CONSIGNE: Recopiez ces lignes en substituant « bougie » à « candle-body » dans tous les enregistrements, sans rien changer d'autre.

DONNÉES FOURNIES:

_ _ _ _ _ _ _

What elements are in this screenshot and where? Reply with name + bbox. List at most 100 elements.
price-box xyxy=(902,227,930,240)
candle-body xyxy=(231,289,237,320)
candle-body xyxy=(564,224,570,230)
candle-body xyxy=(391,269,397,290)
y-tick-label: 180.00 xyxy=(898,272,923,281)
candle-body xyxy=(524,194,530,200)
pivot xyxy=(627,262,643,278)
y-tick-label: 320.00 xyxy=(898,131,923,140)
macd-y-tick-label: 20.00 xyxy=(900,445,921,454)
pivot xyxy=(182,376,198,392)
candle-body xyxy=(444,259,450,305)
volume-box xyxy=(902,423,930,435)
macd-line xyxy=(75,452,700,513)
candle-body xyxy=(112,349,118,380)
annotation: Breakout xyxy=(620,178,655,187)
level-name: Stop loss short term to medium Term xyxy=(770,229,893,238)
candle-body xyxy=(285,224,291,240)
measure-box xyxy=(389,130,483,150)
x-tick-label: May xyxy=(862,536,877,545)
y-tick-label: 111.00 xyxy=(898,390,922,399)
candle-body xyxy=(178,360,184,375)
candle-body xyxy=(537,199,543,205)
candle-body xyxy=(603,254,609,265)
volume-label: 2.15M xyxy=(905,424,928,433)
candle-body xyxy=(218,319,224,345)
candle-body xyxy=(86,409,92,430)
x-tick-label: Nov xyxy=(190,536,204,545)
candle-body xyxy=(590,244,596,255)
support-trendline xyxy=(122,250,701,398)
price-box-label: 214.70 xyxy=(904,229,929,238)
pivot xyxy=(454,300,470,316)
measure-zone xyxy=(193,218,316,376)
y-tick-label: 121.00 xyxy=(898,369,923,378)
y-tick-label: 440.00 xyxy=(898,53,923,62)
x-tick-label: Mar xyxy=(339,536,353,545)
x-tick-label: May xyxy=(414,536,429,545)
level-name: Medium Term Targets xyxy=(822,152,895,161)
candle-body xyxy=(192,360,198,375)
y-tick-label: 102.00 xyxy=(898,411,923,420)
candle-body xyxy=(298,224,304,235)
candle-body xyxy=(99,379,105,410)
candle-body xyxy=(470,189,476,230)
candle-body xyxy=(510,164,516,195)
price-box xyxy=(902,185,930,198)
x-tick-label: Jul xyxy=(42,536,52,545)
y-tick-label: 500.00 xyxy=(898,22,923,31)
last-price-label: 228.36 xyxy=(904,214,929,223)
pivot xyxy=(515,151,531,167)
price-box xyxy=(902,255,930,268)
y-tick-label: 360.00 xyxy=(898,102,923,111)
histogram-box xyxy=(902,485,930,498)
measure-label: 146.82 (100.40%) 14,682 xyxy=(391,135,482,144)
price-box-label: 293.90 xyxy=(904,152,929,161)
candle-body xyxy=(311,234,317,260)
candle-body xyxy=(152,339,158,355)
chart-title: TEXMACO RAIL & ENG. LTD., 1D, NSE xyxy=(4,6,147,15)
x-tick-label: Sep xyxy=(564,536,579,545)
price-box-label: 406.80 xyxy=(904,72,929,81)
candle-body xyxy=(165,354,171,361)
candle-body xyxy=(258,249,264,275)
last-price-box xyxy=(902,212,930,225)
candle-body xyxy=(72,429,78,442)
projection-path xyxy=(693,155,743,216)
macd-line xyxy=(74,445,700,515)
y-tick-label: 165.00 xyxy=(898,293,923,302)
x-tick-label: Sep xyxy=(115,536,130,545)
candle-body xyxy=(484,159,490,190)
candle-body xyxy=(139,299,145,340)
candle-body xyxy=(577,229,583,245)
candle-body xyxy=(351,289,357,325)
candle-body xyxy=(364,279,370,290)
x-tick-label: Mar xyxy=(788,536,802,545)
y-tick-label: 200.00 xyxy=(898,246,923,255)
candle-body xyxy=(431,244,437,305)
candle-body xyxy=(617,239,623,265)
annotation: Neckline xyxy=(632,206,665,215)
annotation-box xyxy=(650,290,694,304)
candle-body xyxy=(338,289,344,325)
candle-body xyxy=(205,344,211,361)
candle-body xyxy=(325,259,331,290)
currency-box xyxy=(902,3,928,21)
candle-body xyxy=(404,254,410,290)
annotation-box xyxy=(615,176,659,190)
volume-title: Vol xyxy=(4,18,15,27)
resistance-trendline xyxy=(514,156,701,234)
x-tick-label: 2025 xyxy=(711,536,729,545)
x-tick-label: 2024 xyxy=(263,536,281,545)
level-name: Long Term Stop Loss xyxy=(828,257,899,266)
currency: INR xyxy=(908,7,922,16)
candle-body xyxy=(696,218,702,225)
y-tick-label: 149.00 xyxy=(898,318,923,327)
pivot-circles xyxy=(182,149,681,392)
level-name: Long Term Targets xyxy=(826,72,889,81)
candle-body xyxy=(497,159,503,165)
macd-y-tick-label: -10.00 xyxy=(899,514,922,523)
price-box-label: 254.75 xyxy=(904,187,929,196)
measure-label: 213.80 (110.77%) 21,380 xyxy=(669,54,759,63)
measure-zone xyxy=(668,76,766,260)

_ _ _ _ _ _ _

RÉPONSE FINALE:
What elements are in this screenshot and where? Reply with name + bbox. List at most 100 elements.
price-box xyxy=(902,227,930,240)
bougie xyxy=(231,289,237,320)
bougie xyxy=(564,224,570,230)
bougie xyxy=(391,269,397,290)
y-tick-label: 180.00 xyxy=(898,272,923,281)
bougie xyxy=(524,194,530,200)
pivot xyxy=(627,262,643,278)
y-tick-label: 320.00 xyxy=(898,131,923,140)
macd-y-tick-label: 20.00 xyxy=(900,445,921,454)
pivot xyxy=(182,376,198,392)
bougie xyxy=(444,259,450,305)
volume-box xyxy=(902,423,930,435)
macd-line xyxy=(75,452,700,513)
bougie xyxy=(112,349,118,380)
annotation: Breakout xyxy=(620,178,655,187)
level-name: Stop loss short term to medium Term xyxy=(770,229,893,238)
bougie xyxy=(285,224,291,240)
measure-box xyxy=(389,130,483,150)
x-tick-label: May xyxy=(862,536,877,545)
y-tick-label: 111.00 xyxy=(898,390,922,399)
bougie xyxy=(178,360,184,375)
bougie xyxy=(537,199,543,205)
bougie xyxy=(603,254,609,265)
volume-label: 2.15M xyxy=(905,424,928,433)
bougie xyxy=(218,319,224,345)
bougie xyxy=(86,409,92,430)
x-tick-label: Nov xyxy=(190,536,204,545)
bougie xyxy=(590,244,596,255)
support-trendline xyxy=(122,250,701,398)
price-box-label: 214.70 xyxy=(904,229,929,238)
pivot xyxy=(454,300,470,316)
measure-zone xyxy=(193,218,316,376)
y-tick-label: 121.00 xyxy=(898,369,923,378)
y-tick-label: 440.00 xyxy=(898,53,923,62)
x-tick-label: Mar xyxy=(339,536,353,545)
x-tick-label: May xyxy=(414,536,429,545)
level-name: Medium Term Targets xyxy=(822,152,895,161)
bougie xyxy=(192,360,198,375)
y-tick-label: 102.00 xyxy=(898,411,923,420)
bougie xyxy=(298,224,304,235)
bougie xyxy=(99,379,105,410)
bougie xyxy=(470,189,476,230)
bougie xyxy=(510,164,516,195)
price-box xyxy=(902,185,930,198)
x-tick-label: Jul xyxy=(42,536,52,545)
y-tick-label: 500.00 xyxy=(898,22,923,31)
last-price-label: 228.36 xyxy=(904,214,929,223)
pivot xyxy=(515,151,531,167)
price-box xyxy=(902,255,930,268)
y-tick-label: 360.00 xyxy=(898,102,923,111)
histogram-box xyxy=(902,485,930,498)
measure-label: 146.82 (100.40%) 14,682 xyxy=(391,135,482,144)
price-box-label: 293.90 xyxy=(904,152,929,161)
bougie xyxy=(311,234,317,260)
bougie xyxy=(152,339,158,355)
chart-title: TEXMACO RAIL & ENG. LTD., 1D, NSE xyxy=(4,6,147,15)
x-tick-label: Sep xyxy=(564,536,579,545)
price-box-label: 406.80 xyxy=(904,72,929,81)
bougie xyxy=(165,354,171,361)
bougie xyxy=(258,249,264,275)
last-price-box xyxy=(902,212,930,225)
bougie xyxy=(72,429,78,442)
projection-path xyxy=(693,155,743,216)
macd-line xyxy=(74,445,700,515)
y-tick-label: 165.00 xyxy=(898,293,923,302)
x-tick-label: Sep xyxy=(115,536,130,545)
bougie xyxy=(484,159,490,190)
bougie xyxy=(139,299,145,340)
bougie xyxy=(577,229,583,245)
bougie xyxy=(351,289,357,325)
bougie xyxy=(364,279,370,290)
x-tick-label: Mar xyxy=(788,536,802,545)
y-tick-label: 200.00 xyxy=(898,246,923,255)
bougie xyxy=(431,244,437,305)
bougie xyxy=(617,239,623,265)
annotation: Neckline xyxy=(632,206,665,215)
annotation-box xyxy=(650,290,694,304)
bougie xyxy=(338,289,344,325)
bougie xyxy=(205,344,211,361)
bougie xyxy=(325,259,331,290)
currency-box xyxy=(902,3,928,21)
bougie xyxy=(404,254,410,290)
annotation-box xyxy=(615,176,659,190)
volume-title: Vol xyxy=(4,18,15,27)
resistance-trendline xyxy=(514,156,701,234)
x-tick-label: 2025 xyxy=(711,536,729,545)
x-tick-label: 2024 xyxy=(263,536,281,545)
level-name: Long Term Stop Loss xyxy=(828,257,899,266)
currency: INR xyxy=(908,7,922,16)
bougie xyxy=(696,218,702,225)
y-tick-label: 149.00 xyxy=(898,318,923,327)
pivot-circles xyxy=(182,149,681,392)
level-name: Long Term Targets xyxy=(826,72,889,81)
bougie xyxy=(497,159,503,165)
macd-y-tick-label: -10.00 xyxy=(899,514,922,523)
price-box-label: 254.75 xyxy=(904,187,929,196)
measure-label: 213.80 (110.77%) 21,380 xyxy=(669,54,759,63)
measure-zone xyxy=(668,76,766,260)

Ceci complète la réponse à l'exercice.